#### [YOUR TASK]
Filter the records below down to lines containing "title".

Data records
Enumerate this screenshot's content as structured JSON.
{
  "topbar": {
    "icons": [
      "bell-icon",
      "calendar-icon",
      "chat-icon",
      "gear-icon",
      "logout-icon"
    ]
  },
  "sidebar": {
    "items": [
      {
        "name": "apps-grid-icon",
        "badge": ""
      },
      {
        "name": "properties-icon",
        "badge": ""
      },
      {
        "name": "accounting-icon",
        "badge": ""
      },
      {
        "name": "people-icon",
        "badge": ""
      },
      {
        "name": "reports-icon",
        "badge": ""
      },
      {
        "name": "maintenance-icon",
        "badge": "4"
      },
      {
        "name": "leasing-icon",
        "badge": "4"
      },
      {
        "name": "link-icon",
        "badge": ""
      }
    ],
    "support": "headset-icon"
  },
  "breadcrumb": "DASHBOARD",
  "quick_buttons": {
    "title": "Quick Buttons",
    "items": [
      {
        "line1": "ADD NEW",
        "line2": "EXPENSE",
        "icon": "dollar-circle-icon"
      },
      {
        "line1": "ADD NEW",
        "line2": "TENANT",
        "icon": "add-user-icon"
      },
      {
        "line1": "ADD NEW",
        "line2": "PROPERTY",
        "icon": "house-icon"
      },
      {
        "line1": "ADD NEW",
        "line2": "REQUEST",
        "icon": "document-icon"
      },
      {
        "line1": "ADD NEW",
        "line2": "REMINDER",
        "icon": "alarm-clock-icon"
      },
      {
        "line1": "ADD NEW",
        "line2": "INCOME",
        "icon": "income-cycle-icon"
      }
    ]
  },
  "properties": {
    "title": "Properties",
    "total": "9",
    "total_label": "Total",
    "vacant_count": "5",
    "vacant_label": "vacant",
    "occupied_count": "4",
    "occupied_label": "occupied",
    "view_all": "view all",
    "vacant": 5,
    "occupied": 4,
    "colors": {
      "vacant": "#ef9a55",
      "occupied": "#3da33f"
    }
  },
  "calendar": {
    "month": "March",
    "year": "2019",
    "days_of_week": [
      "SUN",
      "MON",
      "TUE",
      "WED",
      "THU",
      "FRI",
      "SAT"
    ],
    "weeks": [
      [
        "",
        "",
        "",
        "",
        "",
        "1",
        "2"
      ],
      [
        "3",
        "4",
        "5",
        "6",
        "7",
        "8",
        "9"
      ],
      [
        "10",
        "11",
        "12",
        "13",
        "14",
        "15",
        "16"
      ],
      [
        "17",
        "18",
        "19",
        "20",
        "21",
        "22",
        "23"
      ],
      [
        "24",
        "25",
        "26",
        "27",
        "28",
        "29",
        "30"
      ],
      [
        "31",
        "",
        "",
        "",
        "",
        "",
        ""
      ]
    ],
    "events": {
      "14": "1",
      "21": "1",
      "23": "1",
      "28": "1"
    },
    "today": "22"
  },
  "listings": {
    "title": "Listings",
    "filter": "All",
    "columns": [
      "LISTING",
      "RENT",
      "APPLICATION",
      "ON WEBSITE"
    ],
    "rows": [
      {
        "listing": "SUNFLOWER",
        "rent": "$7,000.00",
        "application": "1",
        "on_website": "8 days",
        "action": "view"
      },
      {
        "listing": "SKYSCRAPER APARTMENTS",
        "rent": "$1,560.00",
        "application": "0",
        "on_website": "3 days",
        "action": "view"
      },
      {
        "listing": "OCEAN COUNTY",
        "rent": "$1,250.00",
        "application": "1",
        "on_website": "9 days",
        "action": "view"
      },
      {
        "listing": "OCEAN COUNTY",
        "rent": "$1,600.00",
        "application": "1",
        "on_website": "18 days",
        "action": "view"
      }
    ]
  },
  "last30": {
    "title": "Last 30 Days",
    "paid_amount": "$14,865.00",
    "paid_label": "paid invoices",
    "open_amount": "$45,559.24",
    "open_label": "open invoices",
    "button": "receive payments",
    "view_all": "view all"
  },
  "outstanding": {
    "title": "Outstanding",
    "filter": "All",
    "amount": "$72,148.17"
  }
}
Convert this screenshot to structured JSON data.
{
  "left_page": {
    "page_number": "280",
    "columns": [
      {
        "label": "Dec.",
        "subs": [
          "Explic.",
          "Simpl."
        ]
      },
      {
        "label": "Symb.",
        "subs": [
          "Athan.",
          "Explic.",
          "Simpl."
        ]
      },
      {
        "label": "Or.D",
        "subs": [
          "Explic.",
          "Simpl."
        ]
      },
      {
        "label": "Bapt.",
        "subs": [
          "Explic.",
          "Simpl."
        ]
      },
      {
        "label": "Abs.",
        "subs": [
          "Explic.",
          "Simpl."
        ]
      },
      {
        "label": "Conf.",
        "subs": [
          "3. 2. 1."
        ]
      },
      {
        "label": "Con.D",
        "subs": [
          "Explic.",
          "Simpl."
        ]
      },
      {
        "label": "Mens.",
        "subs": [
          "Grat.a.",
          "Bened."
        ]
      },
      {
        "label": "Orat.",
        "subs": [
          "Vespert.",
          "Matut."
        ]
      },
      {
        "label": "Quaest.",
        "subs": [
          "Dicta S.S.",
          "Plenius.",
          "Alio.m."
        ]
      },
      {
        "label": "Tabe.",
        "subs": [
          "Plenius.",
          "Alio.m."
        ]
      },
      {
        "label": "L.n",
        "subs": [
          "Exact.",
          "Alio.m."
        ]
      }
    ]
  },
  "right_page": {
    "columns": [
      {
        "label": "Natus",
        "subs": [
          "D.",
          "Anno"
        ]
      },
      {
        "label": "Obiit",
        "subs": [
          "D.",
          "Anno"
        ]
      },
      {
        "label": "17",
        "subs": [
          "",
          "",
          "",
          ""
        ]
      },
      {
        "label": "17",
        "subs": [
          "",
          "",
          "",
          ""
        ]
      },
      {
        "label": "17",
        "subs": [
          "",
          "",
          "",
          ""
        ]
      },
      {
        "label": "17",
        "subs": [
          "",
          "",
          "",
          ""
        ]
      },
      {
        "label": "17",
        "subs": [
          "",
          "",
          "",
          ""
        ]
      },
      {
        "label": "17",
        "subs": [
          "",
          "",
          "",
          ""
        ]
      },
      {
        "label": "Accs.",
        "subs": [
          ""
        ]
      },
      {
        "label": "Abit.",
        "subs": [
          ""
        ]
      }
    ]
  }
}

#### [OUTPUT FOR THIS EXERCISE]
    "title": "Quick Buttons",
    "title": "Properties",
    "title": "Listings",
    "title": "Last 30 Days",
    "title": "Outstanding",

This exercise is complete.